• [Set task]: Take every line that has the string "الإنسان" and copy it out.

• [Records supplied]:
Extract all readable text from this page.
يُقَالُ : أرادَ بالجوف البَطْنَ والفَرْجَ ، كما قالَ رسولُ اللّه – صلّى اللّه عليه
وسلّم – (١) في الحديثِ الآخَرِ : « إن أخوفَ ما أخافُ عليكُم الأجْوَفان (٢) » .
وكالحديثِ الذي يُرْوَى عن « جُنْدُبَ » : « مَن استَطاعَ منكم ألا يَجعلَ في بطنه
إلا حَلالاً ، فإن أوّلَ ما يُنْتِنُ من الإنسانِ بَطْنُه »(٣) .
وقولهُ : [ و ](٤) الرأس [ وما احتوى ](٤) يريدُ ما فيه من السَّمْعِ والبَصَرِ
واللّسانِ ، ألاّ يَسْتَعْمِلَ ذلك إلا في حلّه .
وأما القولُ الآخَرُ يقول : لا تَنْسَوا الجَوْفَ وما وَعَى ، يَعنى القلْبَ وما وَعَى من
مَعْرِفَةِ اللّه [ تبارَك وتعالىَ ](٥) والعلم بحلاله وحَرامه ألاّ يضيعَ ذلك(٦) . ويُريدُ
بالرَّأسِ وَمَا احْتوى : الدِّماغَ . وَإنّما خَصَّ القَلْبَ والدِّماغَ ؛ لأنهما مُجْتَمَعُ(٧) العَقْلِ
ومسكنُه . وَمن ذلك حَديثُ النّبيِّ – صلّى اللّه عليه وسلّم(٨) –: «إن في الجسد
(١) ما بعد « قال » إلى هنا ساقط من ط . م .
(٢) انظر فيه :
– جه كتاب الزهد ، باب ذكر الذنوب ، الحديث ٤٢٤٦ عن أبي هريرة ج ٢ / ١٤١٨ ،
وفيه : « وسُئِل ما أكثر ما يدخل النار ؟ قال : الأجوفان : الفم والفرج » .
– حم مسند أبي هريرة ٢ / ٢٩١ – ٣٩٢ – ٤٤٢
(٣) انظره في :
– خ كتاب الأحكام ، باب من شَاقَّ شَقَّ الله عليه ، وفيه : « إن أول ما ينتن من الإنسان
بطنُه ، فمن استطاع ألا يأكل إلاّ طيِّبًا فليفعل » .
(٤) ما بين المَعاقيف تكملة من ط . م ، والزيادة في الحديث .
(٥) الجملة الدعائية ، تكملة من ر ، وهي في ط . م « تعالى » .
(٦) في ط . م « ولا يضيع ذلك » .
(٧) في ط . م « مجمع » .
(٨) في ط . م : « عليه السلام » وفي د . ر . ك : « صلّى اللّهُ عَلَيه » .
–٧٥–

• [Worked answer]:
إلا حَلالاً ، فإن أوّلَ ما يُنْتِنُ من الإنسانِ بَطْنُه »(٣) .
– خ كتاب الأحكام ، باب من شَاقَّ شَقَّ الله عليه ، وفيه : « إن أول ما ينتن من الإنسان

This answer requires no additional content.